Kaynak Metin:
↓

Şiddetsiz bir gelecek düşün

MELİS SOLAKOĞLU

Bu hafta tanık olduğunuz ya da medya aracılığıyla gördüğünüz şiddet vakaları neydi? Şiddet vakaları oldu mu diye soramıyorum çünkü eminim birine denk gelmişsinizdir. Ben kendi hatıramda düşününce ilk anda insan adı verilen canavarın maalesef şekil benzerliğinden yine aynı adla seslendirdiğimiz insana ve genelde aşağılama sıfatı olarak kullanılan hayvana çektirdiği acıları sıralayabilirim: tarlada kendi halinde avının peşinde koşan şahinin kafasına inen kürek, hastanede olay çıkaracağı şüphesiyle gözaltına alınma sırasında canı alınan 82 yaşında bir adam, günlerce güneş altında bekletilen atlar, metrobüste bir koltuk uğruna birbirine giren kadınlar, zaten kafes ardında duran bir kanguruya yapılan türlü türlü anlamsız hareketler. 

Biraz daha düşünsem eminim kadına yönelik şiddetin her hali ve çocuk istismarına dair de birçok şey sıralayabilirim ama midem kabarmaya başladı bile o yüzden benden bu kadar. 

Bu kadar çok şiddet olayına maruz kalmak da maruz kaldığımız şeyin şiddet olup olmadığını anlamak da güç. Ama ben önce şu yukarda yaptığım sıralamanın önemine değinmek istiyorum. Gerçekten yaşandığını kabullenmek istemediğimiz bu olayların sıralamasını yapmak önemli çünkü bu sıralama hafızayla ilişkili. İtiraf etmek gerekirse böyle sıcağı sıcağına yazmaya başlamasaydım bu yazıyı bu hafta mı yaşandı iki hafta önce mi büyük ihtimalle karıştırırdım. Ama beni korkutan yapacağım karıştırma değil bunun bir ileri boyutu, ne yaşandığını da unutmam.

↑

İstenenler:
1. Şiddet üzerine yazıdan "Bu kadar çok" sözleriyle başlayan bölümü "yaşandığını da unutmam." sözlerinden sonra bitirerek sözcüğü sözcüğüne yazın.
2. Şiddet üzerine yazıya göre hastanede gözaltına alınırken canı alınan adam kaç yaşındaydı?

Verilen Bilgiler:
↓

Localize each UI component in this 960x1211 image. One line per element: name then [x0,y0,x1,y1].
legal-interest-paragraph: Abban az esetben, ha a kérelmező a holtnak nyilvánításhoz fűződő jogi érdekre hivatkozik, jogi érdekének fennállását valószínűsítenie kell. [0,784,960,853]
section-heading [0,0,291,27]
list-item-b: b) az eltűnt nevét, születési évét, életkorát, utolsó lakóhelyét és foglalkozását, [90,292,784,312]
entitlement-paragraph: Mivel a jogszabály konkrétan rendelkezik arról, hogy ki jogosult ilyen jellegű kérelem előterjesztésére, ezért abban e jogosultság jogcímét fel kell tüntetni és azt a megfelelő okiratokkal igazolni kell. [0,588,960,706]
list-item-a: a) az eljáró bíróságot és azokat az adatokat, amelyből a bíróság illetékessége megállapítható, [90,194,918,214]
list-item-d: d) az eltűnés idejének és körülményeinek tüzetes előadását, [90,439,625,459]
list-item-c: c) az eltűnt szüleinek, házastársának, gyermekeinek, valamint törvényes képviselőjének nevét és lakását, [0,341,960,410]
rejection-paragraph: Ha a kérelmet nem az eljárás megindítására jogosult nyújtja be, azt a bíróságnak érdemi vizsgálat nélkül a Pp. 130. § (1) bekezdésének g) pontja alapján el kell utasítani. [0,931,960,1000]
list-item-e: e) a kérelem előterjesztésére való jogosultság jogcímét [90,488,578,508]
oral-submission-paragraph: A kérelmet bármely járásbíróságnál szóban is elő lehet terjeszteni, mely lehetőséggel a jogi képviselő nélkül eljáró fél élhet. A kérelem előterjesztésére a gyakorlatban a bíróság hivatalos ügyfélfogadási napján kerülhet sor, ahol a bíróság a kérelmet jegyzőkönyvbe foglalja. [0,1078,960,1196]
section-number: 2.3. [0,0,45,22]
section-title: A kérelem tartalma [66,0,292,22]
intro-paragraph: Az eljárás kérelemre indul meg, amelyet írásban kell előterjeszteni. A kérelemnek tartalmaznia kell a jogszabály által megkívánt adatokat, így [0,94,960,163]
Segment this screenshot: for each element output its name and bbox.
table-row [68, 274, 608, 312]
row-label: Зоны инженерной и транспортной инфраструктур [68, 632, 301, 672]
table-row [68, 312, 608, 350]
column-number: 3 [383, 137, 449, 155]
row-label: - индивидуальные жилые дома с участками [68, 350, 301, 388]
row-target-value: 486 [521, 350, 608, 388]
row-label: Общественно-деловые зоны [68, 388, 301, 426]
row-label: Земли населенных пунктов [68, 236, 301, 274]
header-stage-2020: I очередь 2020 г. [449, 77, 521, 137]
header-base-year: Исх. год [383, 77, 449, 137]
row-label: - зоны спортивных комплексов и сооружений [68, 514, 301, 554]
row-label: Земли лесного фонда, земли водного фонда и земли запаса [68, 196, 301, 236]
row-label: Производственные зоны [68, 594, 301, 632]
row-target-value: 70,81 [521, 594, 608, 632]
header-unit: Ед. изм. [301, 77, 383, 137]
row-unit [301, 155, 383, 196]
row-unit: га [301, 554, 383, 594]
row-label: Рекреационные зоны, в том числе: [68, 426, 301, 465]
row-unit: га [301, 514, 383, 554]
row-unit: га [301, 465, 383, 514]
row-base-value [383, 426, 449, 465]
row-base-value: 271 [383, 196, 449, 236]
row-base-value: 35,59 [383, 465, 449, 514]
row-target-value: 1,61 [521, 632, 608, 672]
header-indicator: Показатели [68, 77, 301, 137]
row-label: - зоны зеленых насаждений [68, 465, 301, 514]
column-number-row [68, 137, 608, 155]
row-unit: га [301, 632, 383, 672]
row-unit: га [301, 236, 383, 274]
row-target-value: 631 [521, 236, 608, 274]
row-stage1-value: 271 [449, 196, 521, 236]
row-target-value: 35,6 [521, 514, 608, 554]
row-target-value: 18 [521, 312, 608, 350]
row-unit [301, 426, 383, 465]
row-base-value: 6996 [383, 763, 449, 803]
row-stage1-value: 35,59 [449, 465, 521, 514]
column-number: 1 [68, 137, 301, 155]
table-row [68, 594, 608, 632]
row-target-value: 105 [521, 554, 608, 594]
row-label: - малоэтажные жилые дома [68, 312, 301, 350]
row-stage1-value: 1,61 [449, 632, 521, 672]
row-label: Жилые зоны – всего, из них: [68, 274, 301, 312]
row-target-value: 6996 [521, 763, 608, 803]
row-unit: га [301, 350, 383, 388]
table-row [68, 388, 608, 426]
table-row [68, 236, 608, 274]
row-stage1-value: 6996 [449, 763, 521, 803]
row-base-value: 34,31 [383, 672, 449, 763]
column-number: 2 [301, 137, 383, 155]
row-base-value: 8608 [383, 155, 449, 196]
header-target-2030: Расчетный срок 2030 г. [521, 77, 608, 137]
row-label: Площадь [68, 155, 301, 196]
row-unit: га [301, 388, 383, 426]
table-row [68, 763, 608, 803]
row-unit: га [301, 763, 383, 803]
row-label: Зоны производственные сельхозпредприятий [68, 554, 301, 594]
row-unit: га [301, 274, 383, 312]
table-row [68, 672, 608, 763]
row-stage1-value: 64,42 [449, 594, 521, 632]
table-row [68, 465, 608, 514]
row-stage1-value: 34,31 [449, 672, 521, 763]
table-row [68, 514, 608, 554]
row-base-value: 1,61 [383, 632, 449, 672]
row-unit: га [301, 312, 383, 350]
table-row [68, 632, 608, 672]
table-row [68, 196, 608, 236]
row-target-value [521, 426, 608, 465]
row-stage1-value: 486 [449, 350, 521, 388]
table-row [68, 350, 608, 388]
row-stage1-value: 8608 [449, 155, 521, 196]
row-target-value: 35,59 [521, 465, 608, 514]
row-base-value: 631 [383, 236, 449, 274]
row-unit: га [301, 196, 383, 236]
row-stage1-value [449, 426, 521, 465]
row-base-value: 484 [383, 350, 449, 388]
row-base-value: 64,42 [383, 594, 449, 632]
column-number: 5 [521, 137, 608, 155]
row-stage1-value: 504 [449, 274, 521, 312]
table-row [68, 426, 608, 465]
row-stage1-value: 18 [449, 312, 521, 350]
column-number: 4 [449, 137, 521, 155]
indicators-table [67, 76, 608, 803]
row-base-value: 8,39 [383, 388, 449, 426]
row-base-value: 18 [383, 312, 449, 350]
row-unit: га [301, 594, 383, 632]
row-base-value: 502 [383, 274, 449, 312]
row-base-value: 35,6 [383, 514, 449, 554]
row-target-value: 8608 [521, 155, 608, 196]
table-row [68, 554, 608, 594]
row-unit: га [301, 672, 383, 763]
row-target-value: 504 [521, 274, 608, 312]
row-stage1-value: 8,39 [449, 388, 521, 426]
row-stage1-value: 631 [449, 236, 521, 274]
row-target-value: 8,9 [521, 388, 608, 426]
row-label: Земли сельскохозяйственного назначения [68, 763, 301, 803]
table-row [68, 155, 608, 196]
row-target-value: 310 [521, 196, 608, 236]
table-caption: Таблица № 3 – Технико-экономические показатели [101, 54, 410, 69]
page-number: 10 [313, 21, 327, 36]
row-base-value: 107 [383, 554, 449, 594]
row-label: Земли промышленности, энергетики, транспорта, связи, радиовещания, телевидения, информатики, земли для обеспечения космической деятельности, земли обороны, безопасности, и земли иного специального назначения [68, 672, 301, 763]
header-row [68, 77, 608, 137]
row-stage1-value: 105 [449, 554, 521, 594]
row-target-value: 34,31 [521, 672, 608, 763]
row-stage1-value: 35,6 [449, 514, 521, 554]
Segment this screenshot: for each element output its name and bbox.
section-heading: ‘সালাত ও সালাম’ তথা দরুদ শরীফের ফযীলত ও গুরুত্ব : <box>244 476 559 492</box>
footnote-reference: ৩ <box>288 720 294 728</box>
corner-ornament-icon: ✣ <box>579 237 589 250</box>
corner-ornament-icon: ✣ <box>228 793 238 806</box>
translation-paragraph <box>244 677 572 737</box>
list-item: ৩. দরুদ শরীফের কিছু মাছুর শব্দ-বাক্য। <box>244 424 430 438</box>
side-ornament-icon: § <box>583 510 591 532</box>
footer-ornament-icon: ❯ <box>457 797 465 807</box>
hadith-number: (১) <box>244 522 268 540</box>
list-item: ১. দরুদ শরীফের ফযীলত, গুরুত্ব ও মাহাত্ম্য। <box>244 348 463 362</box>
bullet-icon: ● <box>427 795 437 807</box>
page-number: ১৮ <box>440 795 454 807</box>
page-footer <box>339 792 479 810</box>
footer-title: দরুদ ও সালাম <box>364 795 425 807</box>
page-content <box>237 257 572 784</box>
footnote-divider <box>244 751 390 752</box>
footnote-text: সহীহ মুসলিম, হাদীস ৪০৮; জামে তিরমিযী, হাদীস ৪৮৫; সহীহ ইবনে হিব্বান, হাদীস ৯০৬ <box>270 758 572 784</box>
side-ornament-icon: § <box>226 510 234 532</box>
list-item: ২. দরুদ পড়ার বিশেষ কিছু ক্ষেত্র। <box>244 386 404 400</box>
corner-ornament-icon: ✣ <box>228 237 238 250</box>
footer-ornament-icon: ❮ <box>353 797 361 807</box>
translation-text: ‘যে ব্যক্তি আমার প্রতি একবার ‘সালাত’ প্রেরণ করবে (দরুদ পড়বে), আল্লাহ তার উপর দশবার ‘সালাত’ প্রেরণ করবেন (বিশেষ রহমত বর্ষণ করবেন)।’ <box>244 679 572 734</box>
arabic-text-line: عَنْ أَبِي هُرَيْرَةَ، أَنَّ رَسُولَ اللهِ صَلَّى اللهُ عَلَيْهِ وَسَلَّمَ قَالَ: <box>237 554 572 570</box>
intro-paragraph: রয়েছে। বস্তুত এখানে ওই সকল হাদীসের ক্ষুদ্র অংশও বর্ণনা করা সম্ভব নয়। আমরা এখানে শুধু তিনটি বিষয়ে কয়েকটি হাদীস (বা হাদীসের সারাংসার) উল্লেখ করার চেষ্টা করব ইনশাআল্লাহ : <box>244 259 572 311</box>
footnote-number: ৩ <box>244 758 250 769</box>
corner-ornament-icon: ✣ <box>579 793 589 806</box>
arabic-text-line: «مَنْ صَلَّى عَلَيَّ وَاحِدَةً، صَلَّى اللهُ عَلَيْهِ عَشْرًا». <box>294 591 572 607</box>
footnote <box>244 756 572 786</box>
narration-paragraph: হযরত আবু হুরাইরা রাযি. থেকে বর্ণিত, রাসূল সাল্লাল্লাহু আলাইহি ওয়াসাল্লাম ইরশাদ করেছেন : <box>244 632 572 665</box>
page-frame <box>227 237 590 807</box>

↑

Alıştırma Sonuçları:
1.
Bu kadar çok şiddet olayına maruz kalmak da maruz kaldığımız şeyin şiddet olup olmadığını anlamak da güç. Ama ben önce şu yukarda yaptığım sıralamanın önemine değinmek istiyorum. Gerçekten yaşandığını kabullenmek istemediğimiz bu olayların sıralamasını yapmak önemli çünkü bu sıralama hafızayla ilişkili. İtiraf etmek gerekirse böyle sıcağı sıcağına yazmaya başlamasaydım bu yazıyı bu hafta mı yaşandı iki hafta önce mi büyük ihtimalle karıştırırdım. Ama beni korkutan yapacağım karıştırma değil bunun bir ileri boyutu, ne yaşandığını da unutmam.

2. 82 yaşındaydı.